(DATASET ROWS)

<<<<

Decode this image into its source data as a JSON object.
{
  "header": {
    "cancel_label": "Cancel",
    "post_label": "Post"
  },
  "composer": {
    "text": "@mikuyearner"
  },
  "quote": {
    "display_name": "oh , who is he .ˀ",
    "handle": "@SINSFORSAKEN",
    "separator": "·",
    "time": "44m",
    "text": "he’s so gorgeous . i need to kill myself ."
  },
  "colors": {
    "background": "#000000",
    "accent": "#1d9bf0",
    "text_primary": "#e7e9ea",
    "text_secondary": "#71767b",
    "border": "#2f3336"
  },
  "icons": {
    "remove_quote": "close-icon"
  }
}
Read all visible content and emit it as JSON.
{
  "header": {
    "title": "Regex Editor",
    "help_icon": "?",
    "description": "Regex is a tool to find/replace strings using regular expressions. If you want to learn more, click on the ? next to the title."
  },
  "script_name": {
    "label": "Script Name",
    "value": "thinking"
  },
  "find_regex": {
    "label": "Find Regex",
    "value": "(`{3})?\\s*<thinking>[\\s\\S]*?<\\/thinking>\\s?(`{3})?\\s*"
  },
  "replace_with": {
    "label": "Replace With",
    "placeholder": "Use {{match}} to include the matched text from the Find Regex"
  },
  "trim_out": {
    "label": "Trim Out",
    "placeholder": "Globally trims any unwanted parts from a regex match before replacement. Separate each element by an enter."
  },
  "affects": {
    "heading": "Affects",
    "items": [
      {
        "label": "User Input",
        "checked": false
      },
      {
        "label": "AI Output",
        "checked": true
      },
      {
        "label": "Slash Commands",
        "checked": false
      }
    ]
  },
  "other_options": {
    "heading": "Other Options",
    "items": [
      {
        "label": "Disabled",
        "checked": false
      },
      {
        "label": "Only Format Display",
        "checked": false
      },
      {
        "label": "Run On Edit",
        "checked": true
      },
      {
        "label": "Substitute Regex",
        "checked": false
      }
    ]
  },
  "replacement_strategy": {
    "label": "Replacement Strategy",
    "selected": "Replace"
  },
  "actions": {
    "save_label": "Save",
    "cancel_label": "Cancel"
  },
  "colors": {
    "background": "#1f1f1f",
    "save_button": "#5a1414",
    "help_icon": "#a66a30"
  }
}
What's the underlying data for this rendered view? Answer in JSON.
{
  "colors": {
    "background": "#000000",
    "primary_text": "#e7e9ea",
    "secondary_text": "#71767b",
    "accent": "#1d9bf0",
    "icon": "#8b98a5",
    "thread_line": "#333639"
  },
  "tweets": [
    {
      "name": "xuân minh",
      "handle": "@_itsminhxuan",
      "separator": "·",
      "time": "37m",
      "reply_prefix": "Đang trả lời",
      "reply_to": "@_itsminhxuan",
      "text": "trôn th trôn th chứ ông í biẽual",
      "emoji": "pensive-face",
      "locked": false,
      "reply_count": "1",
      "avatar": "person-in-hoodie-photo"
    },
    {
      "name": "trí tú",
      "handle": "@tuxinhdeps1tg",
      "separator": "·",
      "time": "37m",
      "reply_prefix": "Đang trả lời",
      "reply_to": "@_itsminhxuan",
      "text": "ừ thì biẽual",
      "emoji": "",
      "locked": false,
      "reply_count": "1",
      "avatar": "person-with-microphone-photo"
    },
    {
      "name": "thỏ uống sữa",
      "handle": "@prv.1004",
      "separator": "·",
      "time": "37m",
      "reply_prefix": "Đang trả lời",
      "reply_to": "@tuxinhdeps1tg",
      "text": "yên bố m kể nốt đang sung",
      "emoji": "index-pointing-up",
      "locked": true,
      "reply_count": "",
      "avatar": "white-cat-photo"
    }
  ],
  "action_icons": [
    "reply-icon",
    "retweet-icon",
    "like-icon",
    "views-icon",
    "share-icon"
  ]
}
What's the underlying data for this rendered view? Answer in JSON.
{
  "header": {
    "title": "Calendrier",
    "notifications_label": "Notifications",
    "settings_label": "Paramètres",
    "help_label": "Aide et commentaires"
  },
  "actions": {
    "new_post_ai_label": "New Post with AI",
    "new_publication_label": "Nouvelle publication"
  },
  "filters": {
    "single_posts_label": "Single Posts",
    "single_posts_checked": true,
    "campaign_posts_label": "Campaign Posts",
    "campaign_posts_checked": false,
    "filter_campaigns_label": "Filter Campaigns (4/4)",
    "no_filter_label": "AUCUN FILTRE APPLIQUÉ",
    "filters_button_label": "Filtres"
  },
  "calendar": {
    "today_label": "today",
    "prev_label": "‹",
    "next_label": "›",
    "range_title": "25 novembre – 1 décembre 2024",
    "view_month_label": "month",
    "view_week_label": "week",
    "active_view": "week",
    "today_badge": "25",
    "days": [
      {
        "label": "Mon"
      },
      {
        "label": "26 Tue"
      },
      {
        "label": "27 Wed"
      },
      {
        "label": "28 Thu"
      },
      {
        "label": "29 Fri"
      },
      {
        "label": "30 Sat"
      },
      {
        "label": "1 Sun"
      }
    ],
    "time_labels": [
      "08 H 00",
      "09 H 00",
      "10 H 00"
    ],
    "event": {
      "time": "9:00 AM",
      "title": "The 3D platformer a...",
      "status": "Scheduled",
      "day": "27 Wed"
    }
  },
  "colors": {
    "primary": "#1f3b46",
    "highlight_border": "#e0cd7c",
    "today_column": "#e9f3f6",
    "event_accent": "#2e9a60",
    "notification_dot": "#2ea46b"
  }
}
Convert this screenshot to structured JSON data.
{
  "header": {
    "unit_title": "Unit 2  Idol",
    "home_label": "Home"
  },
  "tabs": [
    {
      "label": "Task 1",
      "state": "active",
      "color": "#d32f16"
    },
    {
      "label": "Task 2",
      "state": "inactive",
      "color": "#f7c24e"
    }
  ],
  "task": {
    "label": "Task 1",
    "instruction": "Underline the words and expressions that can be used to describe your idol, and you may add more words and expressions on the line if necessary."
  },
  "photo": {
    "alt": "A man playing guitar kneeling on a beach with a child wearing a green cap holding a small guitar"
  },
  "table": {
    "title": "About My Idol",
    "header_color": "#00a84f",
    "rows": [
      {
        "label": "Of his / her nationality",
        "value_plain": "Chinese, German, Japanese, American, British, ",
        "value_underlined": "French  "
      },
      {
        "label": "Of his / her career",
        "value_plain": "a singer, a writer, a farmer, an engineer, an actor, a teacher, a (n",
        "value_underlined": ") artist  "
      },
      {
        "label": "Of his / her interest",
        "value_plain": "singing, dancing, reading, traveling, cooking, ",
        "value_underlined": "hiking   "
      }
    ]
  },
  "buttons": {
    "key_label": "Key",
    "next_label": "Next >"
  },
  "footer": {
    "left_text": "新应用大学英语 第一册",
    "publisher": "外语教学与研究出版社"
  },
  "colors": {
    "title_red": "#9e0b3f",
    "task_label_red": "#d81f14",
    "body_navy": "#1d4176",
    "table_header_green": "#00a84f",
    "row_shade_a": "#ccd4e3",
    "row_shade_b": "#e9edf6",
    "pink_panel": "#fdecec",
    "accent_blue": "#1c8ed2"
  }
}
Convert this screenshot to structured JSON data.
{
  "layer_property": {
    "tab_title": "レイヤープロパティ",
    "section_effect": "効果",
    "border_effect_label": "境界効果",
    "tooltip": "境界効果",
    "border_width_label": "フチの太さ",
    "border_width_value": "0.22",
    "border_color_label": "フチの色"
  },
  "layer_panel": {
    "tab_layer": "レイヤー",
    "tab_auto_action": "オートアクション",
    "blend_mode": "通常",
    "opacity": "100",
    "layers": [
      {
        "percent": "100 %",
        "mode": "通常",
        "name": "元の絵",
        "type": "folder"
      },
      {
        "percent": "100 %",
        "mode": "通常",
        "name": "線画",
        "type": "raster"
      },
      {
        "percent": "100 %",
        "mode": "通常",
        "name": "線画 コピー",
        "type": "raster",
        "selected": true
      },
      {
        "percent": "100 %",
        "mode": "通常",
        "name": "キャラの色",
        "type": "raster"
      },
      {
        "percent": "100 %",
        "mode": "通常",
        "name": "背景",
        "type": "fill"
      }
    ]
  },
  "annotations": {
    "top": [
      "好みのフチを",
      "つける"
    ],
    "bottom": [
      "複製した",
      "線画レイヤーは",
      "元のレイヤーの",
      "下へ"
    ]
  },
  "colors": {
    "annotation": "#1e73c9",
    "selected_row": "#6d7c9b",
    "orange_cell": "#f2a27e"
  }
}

>>>>

(PROBLEM REQUIREMENTS) Read through the entries and copy each line in which "true" appears.

(EXERCISE ANSWER)
        "checked": true
        "checked": true
      "locked": true,
    "single_posts_checked": true,
        "selected": true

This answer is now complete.